## Begin Listed records
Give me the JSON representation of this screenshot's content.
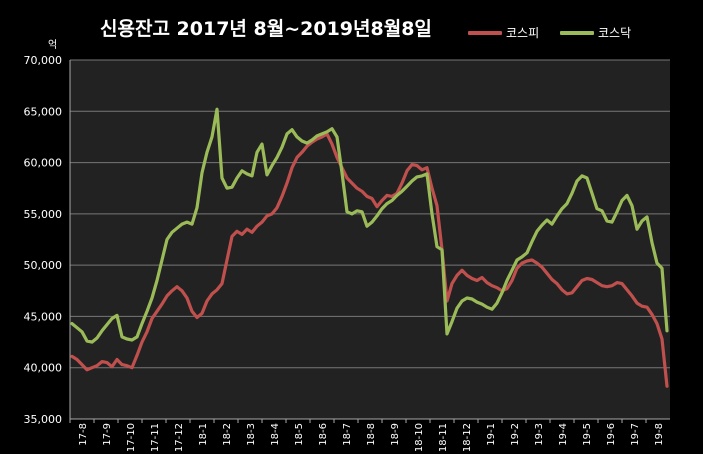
{
  "chart_data": {
    "type": "line",
    "title": "신용잔고 2017년 8월~2019년8월8일",
    "unit_label": "억",
    "ylim": [
      35000,
      70000
    ],
    "y_ticks": [
      "35,000",
      "40,000",
      "45,000",
      "50,000",
      "55,000",
      "60,000",
      "65,000",
      "70,000"
    ],
    "x_ticks": [
      "17-8",
      "17-9",
      "17-10",
      "17-11",
      "17-12",
      "18-1",
      "18-2",
      "18-3",
      "18-4",
      "18-5",
      "18-6",
      "18-7",
      "18-8",
      "18-9",
      "18-10",
      "18-11",
      "18-12",
      "19-1",
      "19-2",
      "19-3",
      "19-4",
      "19-5",
      "19-6",
      "19-7",
      "19-8"
    ],
    "grid": true,
    "legend_position": "top-right",
    "series": [
      {
        "name": "코스피",
        "color": "#c0504d",
        "values": [
          41100,
          40800,
          40300,
          39800,
          40000,
          40200,
          40600,
          40500,
          40100,
          40800,
          40300,
          40200,
          40000,
          41200,
          42500,
          43500,
          44800,
          45500,
          46200,
          47000,
          47500,
          47900,
          47500,
          46800,
          45500,
          44900,
          45300,
          46500,
          47200,
          47600,
          48200,
          50500,
          52800,
          53300,
          53000,
          53500,
          53200,
          53800,
          54200,
          54800,
          55000,
          55600,
          56700,
          58000,
          59500,
          60500,
          61000,
          61600,
          62000,
          62300,
          62500,
          62800,
          61800,
          60500,
          59500,
          58500,
          58000,
          57500,
          57200,
          56700,
          56500,
          55700,
          56300,
          56800,
          56700,
          57000,
          58000,
          59200,
          59800,
          59700,
          59300,
          59500,
          57500,
          55800,
          51500,
          46500,
          48200,
          49000,
          49500,
          49000,
          48700,
          48500,
          48800,
          48300,
          48000,
          47800,
          47500,
          47700,
          48500,
          49700,
          50200,
          50400,
          50500,
          50200,
          49800,
          49200,
          48600,
          48200,
          47600,
          47200,
          47300,
          47900,
          48500,
          48700,
          48600,
          48300,
          48000,
          47900,
          48000,
          48300,
          48200,
          47600,
          47000,
          46300,
          46000,
          45900,
          45200,
          44300,
          42800,
          38200
        ]
      },
      {
        "name": "코스닥",
        "color": "#9bbb59",
        "values": [
          44300,
          43900,
          43500,
          42600,
          42500,
          42900,
          43600,
          44200,
          44800,
          45100,
          43000,
          42800,
          42700,
          43000,
          44300,
          45500,
          46800,
          48500,
          50500,
          52500,
          53200,
          53600,
          54000,
          54200,
          54000,
          55600,
          59000,
          61000,
          62500,
          65200,
          58500,
          57500,
          57600,
          58500,
          59200,
          58900,
          58700,
          61000,
          61800,
          58800,
          59700,
          60500,
          61500,
          62800,
          63200,
          62500,
          62100,
          61900,
          62200,
          62600,
          62800,
          63000,
          63300,
          62500,
          59000,
          55200,
          55000,
          55300,
          55200,
          53800,
          54200,
          54800,
          55500,
          56000,
          56300,
          56800,
          57200,
          57700,
          58200,
          58600,
          58700,
          58900,
          55000,
          51800,
          51500,
          43300,
          44500,
          45800,
          46500,
          46800,
          46700,
          46400,
          46200,
          45900,
          45700,
          46300,
          47300,
          48500,
          49500,
          50500,
          50800,
          51200,
          52300,
          53300,
          53900,
          54400,
          54000,
          54800,
          55500,
          56000,
          57000,
          58200,
          58700,
          58500,
          57000,
          55500,
          55300,
          54300,
          54200,
          55200,
          56300,
          56800,
          55800,
          53500,
          54300,
          54700,
          52200,
          50200,
          49700,
          43600
        ]
      }
    ]
  }
}
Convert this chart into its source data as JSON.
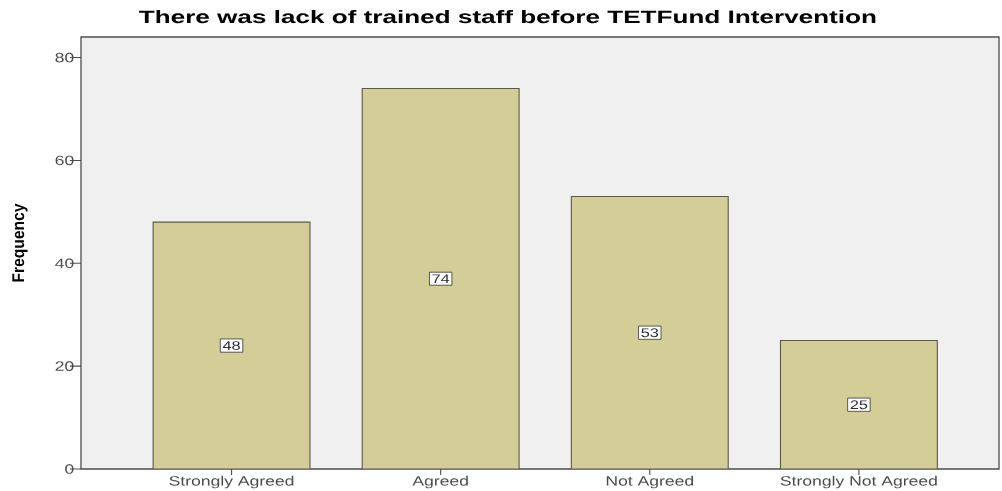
{
  "chart_data": {
    "type": "bar",
    "title": "There was lack of trained staff before TETFund Intervention",
    "ylabel": "Frequency",
    "categories": [
      "Strongly Agreed",
      "Agreed",
      "Not Agreed",
      "Strongly Not Agreed"
    ],
    "values": [
      48,
      74,
      53,
      25
    ],
    "color": "#d3ce97",
    "ylim": [
      0,
      84
    ],
    "yticks": [
      0,
      20,
      40,
      60,
      80
    ],
    "data_labels": true
  }
}
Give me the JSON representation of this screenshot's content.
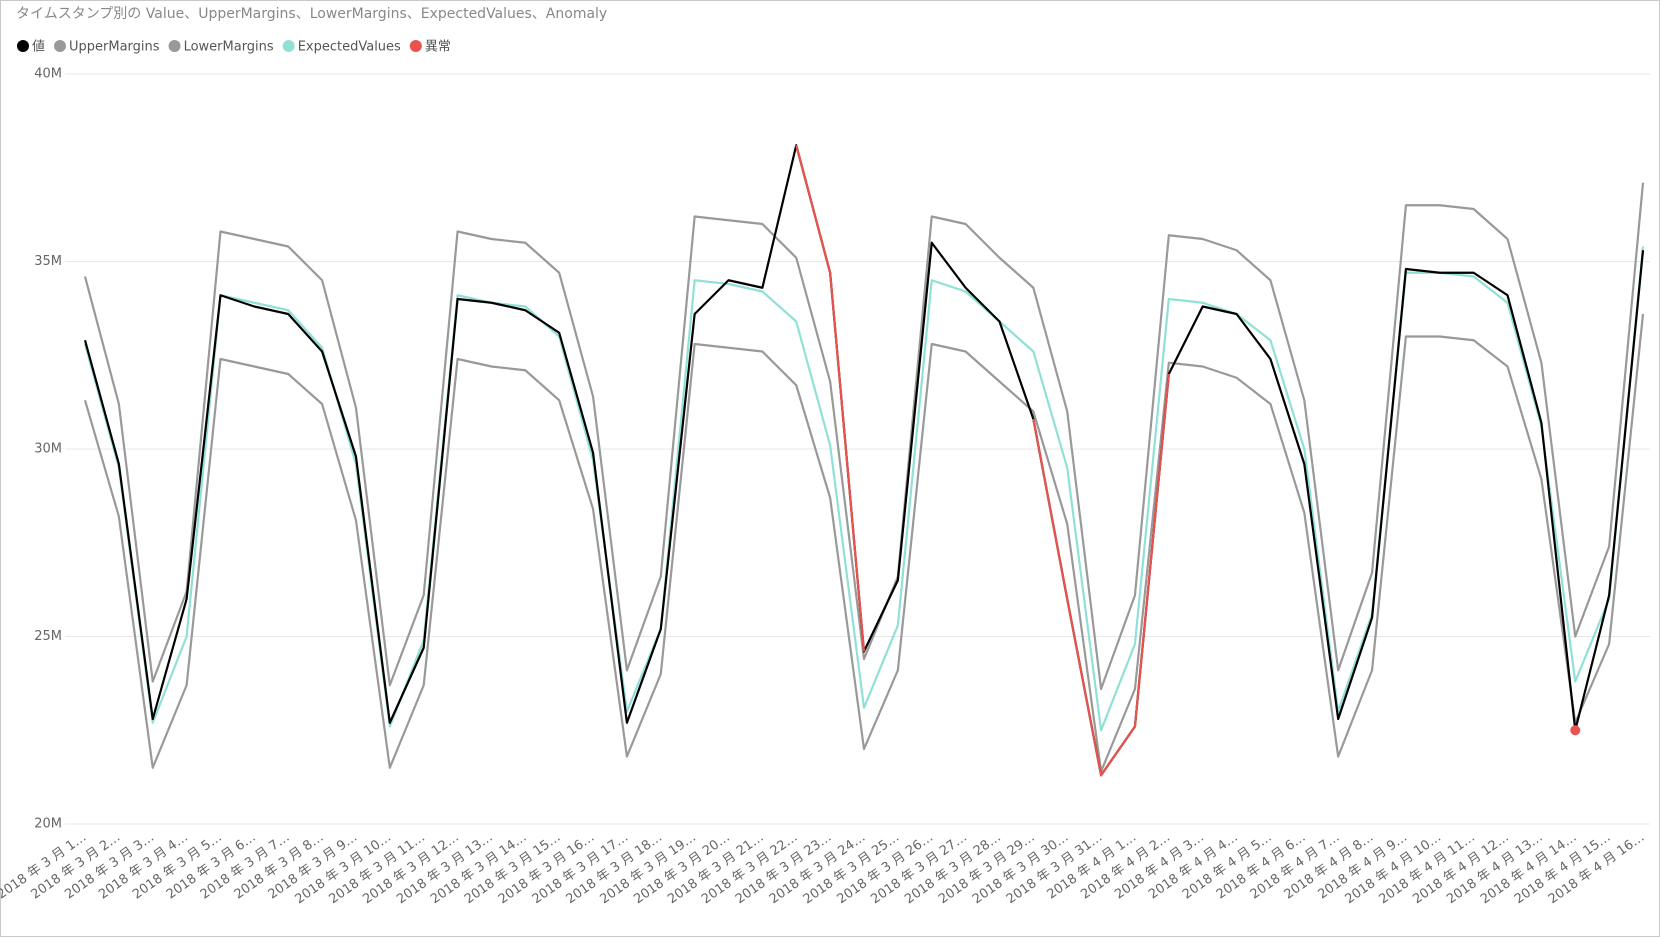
## End Listed records
Your objective: Without the pictures, transcribe the listing above exactly.

Response:
Give me the JSON representation of this screenshot's content.
{
  "chart_data": {
    "type": "line",
    "title": "신용잔고 2017년 8월~2019년8월8일",
    "unit_label": "억",
    "ylim": [
      35000,
      70000
    ],
    "y_ticks": [
      "35,000",
      "40,000",
      "45,000",
      "50,000",
      "55,000",
      "60,000",
      "65,000",
      "70,000"
    ],
    "x_ticks": [
      "17-8",
      "17-9",
      "17-10",
      "17-11",
      "17-12",
      "18-1",
      "18-2",
      "18-3",
      "18-4",
      "18-5",
      "18-6",
      "18-7",
      "18-8",
      "18-9",
      "18-10",
      "18-11",
      "18-12",
      "19-1",
      "19-2",
      "19-3",
      "19-4",
      "19-5",
      "19-6",
      "19-7",
      "19-8"
    ],
    "grid": true,
    "legend_position": "top-right",
    "series": [
      {
        "name": "코스피",
        "color": "#c0504d",
        "values": [
          41100,
          40800,
          40300,
          39800,
          40000,
          40200,
          40600,
          40500,
          40100,
          40800,
          40300,
          40200,
          40000,
          41200,
          42500,
          43500,
          44800,
          45500,
          46200,
          47000,
          47500,
          47900,
          47500,
          46800,
          45500,
          44900,
          45300,
          46500,
          47200,
          47600,
          48200,
          50500,
          52800,
          53300,
          53000,
          53500,
          53200,
          53800,
          54200,
          54800,
          55000,
          55600,
          56700,
          58000,
          59500,
          60500,
          61000,
          61600,
          62000,
          62300,
          62500,
          62800,
          61800,
          60500,
          59500,
          58500,
          58000,
          57500,
          57200,
          56700,
          56500,
          55700,
          56300,
          56800,
          56700,
          57000,
          58000,
          59200,
          59800,
          59700,
          59300,
          59500,
          57500,
          55800,
          51500,
          46500,
          48200,
          49000,
          49500,
          49000,
          48700,
          48500,
          48800,
          48300,
          48000,
          47800,
          47500,
          47700,
          48500,
          49700,
          50200,
          50400,
          50500,
          50200,
          49800,
          49200,
          48600,
          48200,
          47600,
          47200,
          47300,
          47900,
          48500,
          48700,
          48600,
          48300,
          48000,
          47900,
          48000,
          48300,
          48200,
          47600,
          47000,
          46300,
          46000,
          45900,
          45200,
          44300,
          42800,
          38200
        ]
      },
      {
        "name": "코스닥",
        "color": "#9bbb59",
        "values": [
          44300,
          43900,
          43500,
          42600,
          42500,
          42900,
          43600,
          44200,
          44800,
          45100,
          43000,
          42800,
          42700,
          43000,
          44300,
          45500,
          46800,
          48500,
          50500,
          52500,
          53200,
          53600,
          54000,
          54200,
          54000,
          55600,
          59000,
          61000,
          62500,
          65200,
          58500,
          57500,
          57600,
          58500,
          59200,
          58900,
          58700,
          61000,
          61800,
          58800,
          59700,
          60500,
          61500,
          62800,
          63200,
          62500,
          62100,
          61900,
          62200,
          62600,
          62800,
          63000,
          63300,
          62500,
          59000,
          55200,
          55000,
          55300,
          55200,
          53800,
          54200,
          54800,
          55500,
          56000,
          56300,
          56800,
          57200,
          57700,
          58200,
          58600,
          58700,
          58900,
          55000,
          51800,
          51500,
          43300,
          44500,
          45800,
          46500,
          46800,
          46700,
          46400,
          46200,
          45900,
          45700,
          46300,
          47300,
          48500,
          49500,
          50500,
          50800,
          51200,
          52300,
          53300,
          53900,
          54400,
          54000,
          54800,
          55500,
          56000,
          57000,
          58200,
          58700,
          58500,
          57000,
          55500,
          55300,
          54300,
          54200,
          55200,
          56300,
          56800,
          55800,
          53500,
          54300,
          54700,
          52200,
          50200,
          49700,
          43600
        ]
      }
    ]
  }
}
Convert this chart into its source data as JSON.
{
  "chart_data": {
    "type": "bar",
    "title": "There was lack of trained staff before TETFund Intervention",
    "ylabel": "Frequency",
    "categories": [
      "Strongly Agreed",
      "Agreed",
      "Not Agreed",
      "Strongly Not Agreed"
    ],
    "values": [
      48,
      74,
      53,
      25
    ],
    "color": "#d3ce97",
    "ylim": [
      0,
      84
    ],
    "yticks": [
      0,
      20,
      40,
      60,
      80
    ],
    "data_labels": true
  }
}
Give me the JSON representation of this screenshot's content.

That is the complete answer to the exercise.